- [Objective]
Render the records below as a Markdown table with the columns Row and Line, one row per nonblank line, with rows numbered consecutively from 1. Leave the pictures out.

┌──

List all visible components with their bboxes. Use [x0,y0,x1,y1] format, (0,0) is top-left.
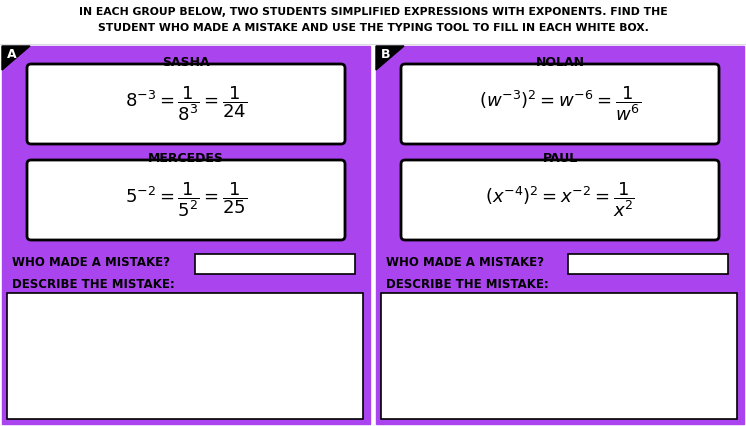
Bar [568,254,728,274]
Bar [381,293,737,419]
Text: MERCEDES: MERCEDES [148,152,224,164]
Bar [0,0,746,44]
Text: $(x^{-4})^2 = x^{-2} = \dfrac{1}{x^2}$: $(x^{-4})^2 = x^{-2} = \dfrac{1}{x^2}$ [485,181,635,219]
Text: $5^{-2} = \dfrac{1}{5^2} = \dfrac{1}{25}$: $5^{-2} = \dfrac{1}{5^2} = \dfrac{1}{25}… [125,181,247,219]
Text: $8^{-3} = \dfrac{1}{8^3} = \dfrac{1}{24}$: $8^{-3} = \dfrac{1}{8^3} = \dfrac{1}{24}… [125,85,247,124]
Text: WHO MADE A MISTAKE?: WHO MADE A MISTAKE? [386,256,544,270]
Text: DESCRIBE THE MISTAKE:: DESCRIBE THE MISTAKE: [386,279,549,291]
Bar [195,254,355,274]
FancyBboxPatch shape [401,160,719,240]
Text: B: B [381,48,390,60]
Polygon shape [2,46,30,70]
Text: A: A [7,48,16,60]
Text: SASHA: SASHA [162,55,210,69]
Bar [376,46,744,424]
FancyBboxPatch shape [27,160,345,240]
Text: PAUL: PAUL [542,152,577,164]
Text: $(w^{-3})^2 = w^{-6} = \dfrac{1}{w^6}$: $(w^{-3})^2 = w^{-6} = \dfrac{1}{w^6}$ [479,85,641,124]
FancyBboxPatch shape [401,64,719,144]
Text: NOLAN: NOLAN [536,55,585,69]
Text: IN EACH GROUP BELOW, TWO STUDENTS SIMPLIFIED EXPRESSIONS WITH EXPONENTS. FIND TH: IN EACH GROUP BELOW, TWO STUDENTS SIMPLI… [78,7,668,17]
Bar [7,293,363,419]
Bar [2,46,370,424]
Text: STUDENT WHO MADE A MISTAKE AND USE THE TYPING TOOL TO FILL IN EACH WHITE BOX.: STUDENT WHO MADE A MISTAKE AND USE THE T… [98,23,648,33]
Text: DESCRIBE THE MISTAKE:: DESCRIBE THE MISTAKE: [12,279,175,291]
Text: WHO MADE A MISTAKE?: WHO MADE A MISTAKE? [12,256,170,270]
FancyBboxPatch shape [27,64,345,144]
Polygon shape [376,46,404,70]
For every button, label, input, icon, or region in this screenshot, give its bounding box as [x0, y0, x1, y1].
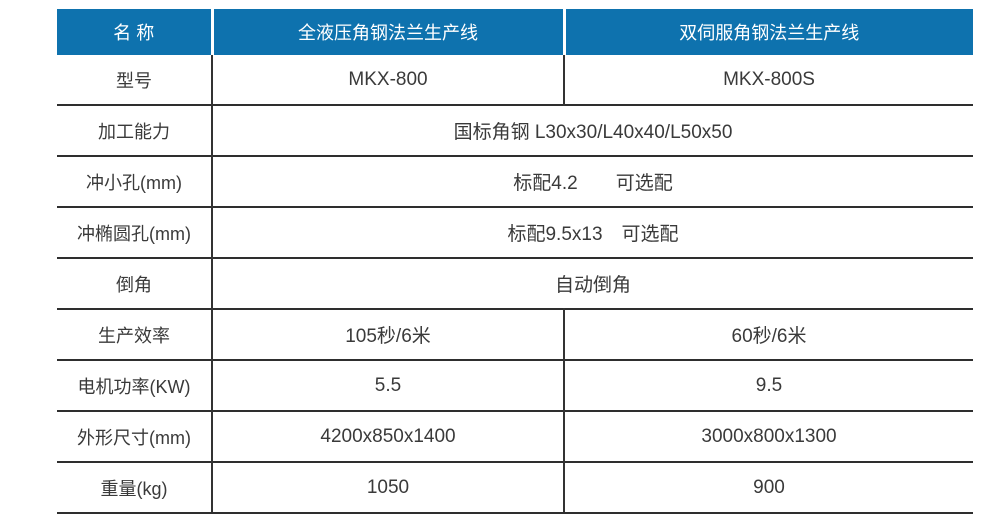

└──

- [Answer to the problem]
| Row | Line |
|---|---|
| 1 | List all visible components with their bboxes. Use [x0,y0,x1,y1] format, (0,0) is top-left. |
| 2 | Bar [568,254,728,274] |
| 3 | Bar [381,293,737,419] |
| 4 | Text: MERCEDES: MERCEDES [148,152,224,164] |
| 5 | Bar [0,0,746,44] |
| 6 | Text: $(x^{-4})^2 = x^{-2} = \dfrac{1}{x^2}$: $(x^{-4})^2 = x^{-2} = \dfrac{1}{x^2}$ [485,181,635,219] |
| 7 | Text: $5^{-2} = \dfrac{1}{5^2} = \dfrac{1}{25}$: $5^{-2} = \dfrac{1}{5^2} = \dfrac{1}{25}… [125,181,247,219] |
| 8 | Text: $8^{-3} = \dfrac{1}{8^3} = \dfrac{1}{24}$: $8^{-3} = \dfrac{1}{8^3} = \dfrac{1}{24}… [125,85,247,124] |
| 9 | Text: WHO MADE A MISTAKE?: WHO MADE A MISTAKE? [386,256,544,270] |
| 10 | Text: DESCRIBE THE MISTAKE:: DESCRIBE THE MISTAKE: [386,279,549,291] |
| 11 | Bar [195,254,355,274] |
| 12 | FancyBboxPatch shape [401,160,719,240] |
| 13 | Text: B: B [381,48,390,60] |
| 14 | Polygon shape [2,46,30,70] |
| 15 | Text: A: A [7,48,16,60] |
| 16 | Text: SASHA: SASHA [162,55,210,69] |
| 17 | Bar [376,46,744,424] |
| 18 | FancyBboxPatch shape [27,160,345,240] |
| 19 | Text: PAUL: PAUL [542,152,577,164] |
| 20 | Text: $(w^{-3})^2 = w^{-6} = \dfrac{1}{w^6}$: $(w^{-3})^2 = w^{-6} = \dfrac{1}{w^6}$ [479,85,641,124] |
| 21 | FancyBboxPatch shape [401,64,719,144] |
| 22 | Text: NOLAN: NOLAN [536,55,585,69] |
| 23 | Text: IN EACH GROUP BELOW, TWO STUDENTS SIMPLIFIED EXPRESSIONS WITH EXPONENTS. FIND TH: IN EACH GROUP BELOW, TWO STUDENTS SIMPLI… [78,7,668,17] |
| 24 | Bar [7,293,363,419] |
| 25 | Bar [2,46,370,424] |
| 26 | Text: STUDENT WHO MADE A MISTAKE AND USE THE TYPING TOOL TO FILL IN EACH WHITE BOX.: STUDENT WHO MADE A MISTAKE AND USE THE T… [98,23,648,33] |
| 27 | Text: DESCRIBE THE MISTAKE:: DESCRIBE THE MISTAKE: [12,279,175,291] |
| 28 | Text: WHO MADE A MISTAKE?: WHO MADE A MISTAKE? [12,256,170,270] |
| 29 | FancyBboxPatch shape [27,64,345,144] |
| 30 | Polygon shape [376,46,404,70] |
| 31 | For every button, label, input, icon, or region in this screenshot, give its bounding box as [x0, y0, x1, y1]. |